**The request**:
What is the number of lines in the data that hold the string "Флексбокс"? Reply with that number only.

**Stored records**:
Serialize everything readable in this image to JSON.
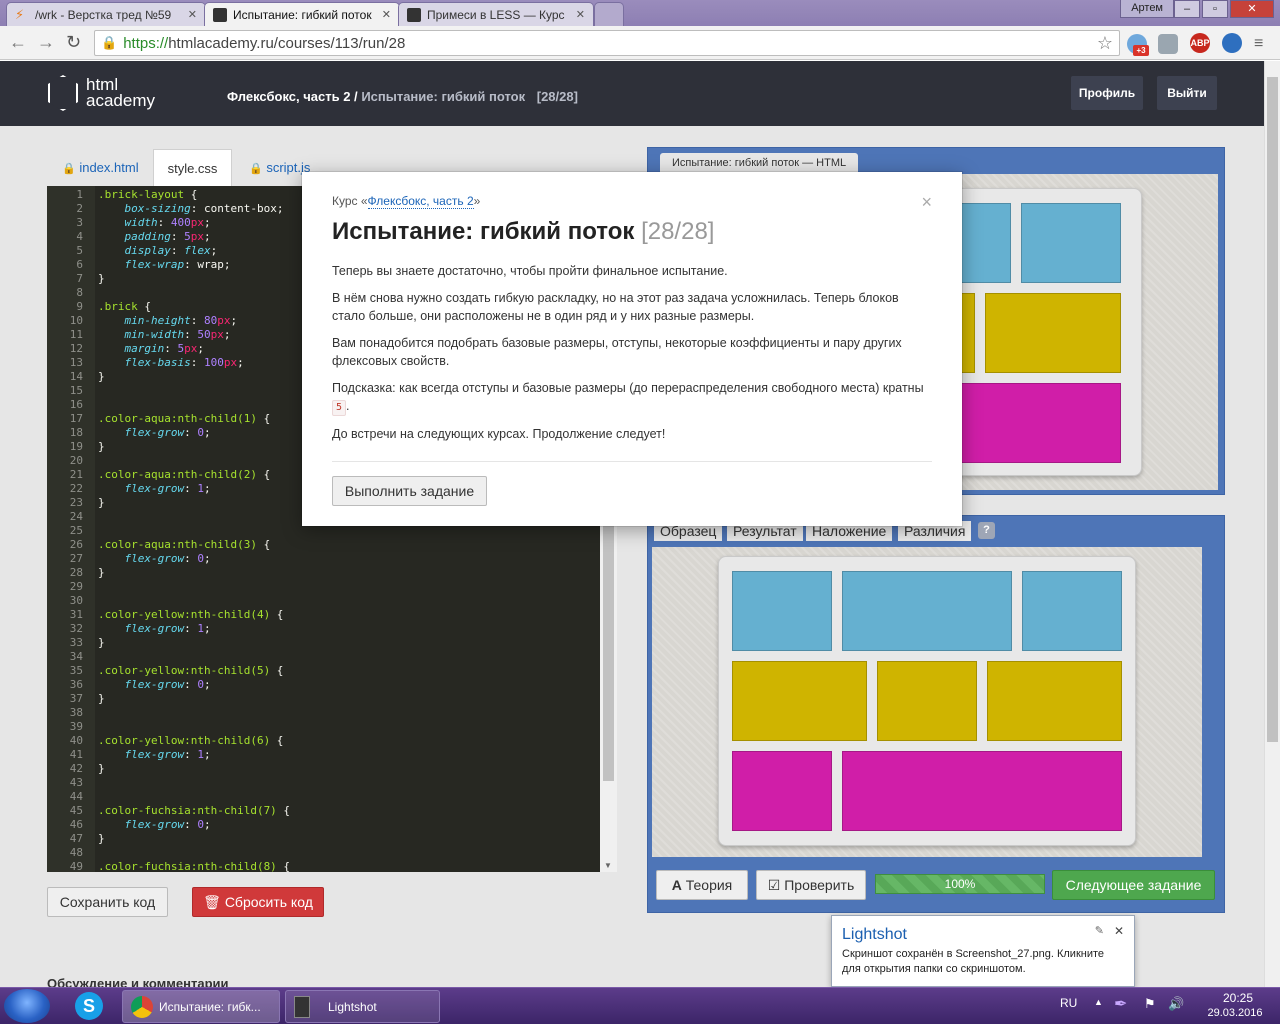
{
  "browser": {
    "tabs": [
      {
        "title": "/wrk - Верстка тред №59",
        "active": false
      },
      {
        "title": "Испытание: гибкий поток",
        "active": true
      },
      {
        "title": "Примеси в LESS — Курс",
        "active": false
      }
    ],
    "user_badge": "Артем",
    "url_https": "https://",
    "url_rest": "htmlacademy.ru/courses/113/run/28",
    "ext_badge": "+3",
    "abp_label": "ABP"
  },
  "site": {
    "logo_line1": "html",
    "logo_line2": "academy",
    "breadcrumb_course": "Флексбокс, часть 2 /",
    "breadcrumb_current": "Испытание: гибкий поток",
    "breadcrumb_count": "[28/28]",
    "profile_label": "Профиль",
    "logout_label": "Выйти"
  },
  "editor": {
    "tabs": [
      {
        "label": "index.html",
        "locked": true,
        "active": false
      },
      {
        "label": "style.css",
        "locked": false,
        "active": true
      },
      {
        "label": "script.js",
        "locked": true,
        "active": false
      }
    ],
    "lines": [
      [
        [
          "sel",
          ".brick-layout"
        ],
        [
          "pun",
          " {"
        ]
      ],
      [
        [
          "pun",
          "    "
        ],
        [
          "prop",
          "box-sizing"
        ],
        [
          "pun",
          ": content-box;"
        ]
      ],
      [
        [
          "pun",
          "    "
        ],
        [
          "prop",
          "width"
        ],
        [
          "pun",
          ": "
        ],
        [
          "num",
          "400"
        ],
        [
          "unit",
          "px"
        ],
        [
          "pun",
          ";"
        ]
      ],
      [
        [
          "pun",
          "    "
        ],
        [
          "prop",
          "padding"
        ],
        [
          "pun",
          ": "
        ],
        [
          "num",
          "5"
        ],
        [
          "unit",
          "px"
        ],
        [
          "pun",
          ";"
        ]
      ],
      [
        [
          "pun",
          "    "
        ],
        [
          "prop",
          "display"
        ],
        [
          "pun",
          ": "
        ],
        [
          "prop",
          "flex"
        ],
        [
          "pun",
          ";"
        ]
      ],
      [
        [
          "pun",
          "    "
        ],
        [
          "prop",
          "flex-wrap"
        ],
        [
          "pun",
          ": wrap;"
        ]
      ],
      [
        [
          "pun",
          "}"
        ]
      ],
      [
        [
          "pun",
          ""
        ]
      ],
      [
        [
          "sel",
          ".brick"
        ],
        [
          "pun",
          " {"
        ]
      ],
      [
        [
          "pun",
          "    "
        ],
        [
          "prop",
          "min-height"
        ],
        [
          "pun",
          ": "
        ],
        [
          "num",
          "80"
        ],
        [
          "unit",
          "px"
        ],
        [
          "pun",
          ";"
        ]
      ],
      [
        [
          "pun",
          "    "
        ],
        [
          "prop",
          "min-width"
        ],
        [
          "pun",
          ": "
        ],
        [
          "num",
          "50"
        ],
        [
          "unit",
          "px"
        ],
        [
          "pun",
          ";"
        ]
      ],
      [
        [
          "pun",
          "    "
        ],
        [
          "prop",
          "margin"
        ],
        [
          "pun",
          ": "
        ],
        [
          "num",
          "5"
        ],
        [
          "unit",
          "px"
        ],
        [
          "pun",
          ";"
        ]
      ],
      [
        [
          "pun",
          "    "
        ],
        [
          "prop",
          "flex-basis"
        ],
        [
          "pun",
          ": "
        ],
        [
          "num",
          "100"
        ],
        [
          "unit",
          "px"
        ],
        [
          "pun",
          ";"
        ]
      ],
      [
        [
          "pun",
          "}"
        ]
      ],
      [
        [
          "pun",
          ""
        ]
      ],
      [
        [
          "pun",
          ""
        ]
      ],
      [
        [
          "sel",
          ".color-aqua:nth-child(1)"
        ],
        [
          "pun",
          " {"
        ]
      ],
      [
        [
          "pun",
          "    "
        ],
        [
          "prop",
          "flex-grow"
        ],
        [
          "pun",
          ": "
        ],
        [
          "num",
          "0"
        ],
        [
          "pun",
          ";"
        ]
      ],
      [
        [
          "pun",
          "}"
        ]
      ],
      [
        [
          "pun",
          ""
        ]
      ],
      [
        [
          "sel",
          ".color-aqua:nth-child(2)"
        ],
        [
          "pun",
          " {"
        ]
      ],
      [
        [
          "pun",
          "    "
        ],
        [
          "prop",
          "flex-grow"
        ],
        [
          "pun",
          ": "
        ],
        [
          "num",
          "1"
        ],
        [
          "pun",
          ";"
        ]
      ],
      [
        [
          "pun",
          "}"
        ]
      ],
      [
        [
          "pun",
          ""
        ]
      ],
      [
        [
          "pun",
          ""
        ]
      ],
      [
        [
          "sel",
          ".color-aqua:nth-child(3)"
        ],
        [
          "pun",
          " {"
        ]
      ],
      [
        [
          "pun",
          "    "
        ],
        [
          "prop",
          "flex-grow"
        ],
        [
          "pun",
          ": "
        ],
        [
          "num",
          "0"
        ],
        [
          "pun",
          ";"
        ]
      ],
      [
        [
          "pun",
          "}"
        ]
      ],
      [
        [
          "pun",
          ""
        ]
      ],
      [
        [
          "pun",
          ""
        ]
      ],
      [
        [
          "sel",
          ".color-yellow:nth-child(4)"
        ],
        [
          "pun",
          " {"
        ]
      ],
      [
        [
          "pun",
          "    "
        ],
        [
          "prop",
          "flex-grow"
        ],
        [
          "pun",
          ": "
        ],
        [
          "num",
          "1"
        ],
        [
          "pun",
          ";"
        ]
      ],
      [
        [
          "pun",
          "}"
        ]
      ],
      [
        [
          "pun",
          ""
        ]
      ],
      [
        [
          "sel",
          ".color-yellow:nth-child(5)"
        ],
        [
          "pun",
          " {"
        ]
      ],
      [
        [
          "pun",
          "    "
        ],
        [
          "prop",
          "flex-grow"
        ],
        [
          "pun",
          ": "
        ],
        [
          "num",
          "0"
        ],
        [
          "pun",
          ";"
        ]
      ],
      [
        [
          "pun",
          "}"
        ]
      ],
      [
        [
          "pun",
          ""
        ]
      ],
      [
        [
          "pun",
          ""
        ]
      ],
      [
        [
          "sel",
          ".color-yellow:nth-child(6)"
        ],
        [
          "pun",
          " {"
        ]
      ],
      [
        [
          "pun",
          "    "
        ],
        [
          "prop",
          "flex-grow"
        ],
        [
          "pun",
          ": "
        ],
        [
          "num",
          "1"
        ],
        [
          "pun",
          ";"
        ]
      ],
      [
        [
          "pun",
          "}"
        ]
      ],
      [
        [
          "pun",
          ""
        ]
      ],
      [
        [
          "pun",
          ""
        ]
      ],
      [
        [
          "sel",
          ".color-fuchsia:nth-child(7)"
        ],
        [
          "pun",
          " {"
        ]
      ],
      [
        [
          "pun",
          "    "
        ],
        [
          "prop",
          "flex-grow"
        ],
        [
          "pun",
          ": "
        ],
        [
          "num",
          "0"
        ],
        [
          "pun",
          ";"
        ]
      ],
      [
        [
          "pun",
          "}"
        ]
      ],
      [
        [
          "pun",
          ""
        ]
      ],
      [
        [
          "sel",
          ".color-fuchsia:nth-child(8)"
        ],
        [
          "pun",
          " {"
        ]
      ]
    ],
    "save_label": "Сохранить код",
    "reset_label": "Сбросить код",
    "discussion_label": "Обсуждение и комментарии"
  },
  "preview": {
    "html_tab": "Испытание: гибкий поток — HTML",
    "mode_tabs": [
      "Образец",
      "Результат",
      "Наложение",
      "Различия"
    ],
    "help_label": "?",
    "theory_label": "Теория",
    "check_label": "Проверить",
    "progress_percent": 100,
    "progress_label": "100%",
    "next_label": "Следующее задание",
    "colors": {
      "aqua": "#65b0d0",
      "yellow": "#cfb400",
      "fuchsia": "#d01ea8"
    }
  },
  "modal": {
    "course_prefix": "Курс «",
    "course_link": "Флексбокс, часть 2",
    "course_suffix": "»",
    "title": "Испытание: гибкий поток",
    "count": "[28/28]",
    "p1": "Теперь вы знаете достаточно, чтобы пройти финальное испытание.",
    "p2": "В нём снова нужно создать гибкую раскладку, но на этот раз задача усложнилась. Теперь блоков стало больше, они расположены не в один ряд и у них разные размеры.",
    "p3": "Вам понадобится подобрать базовые размеры, отступы, некоторые коэффициенты и пару других флексовых свойств.",
    "p4_text": "Подсказка: как всегда отступы и базовые размеры (до перераспределения свободного места) кратны",
    "p4_code": "5",
    "p4_end": ".",
    "p5": "До встречи на следующих курсах. Продолжение следует!",
    "button": "Выполнить задание",
    "close": "×"
  },
  "toast": {
    "title": "Lightshot",
    "body": "Скриншот сохранён в Screenshot_27.png. Кликните для открытия папки со скриншотом."
  },
  "taskbar": {
    "items": [
      "Испытание: гибк...",
      "Lightshot"
    ],
    "lang": "RU",
    "time": "20:25",
    "date": "29.03.2016"
  }
}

**Reply to the task**:
2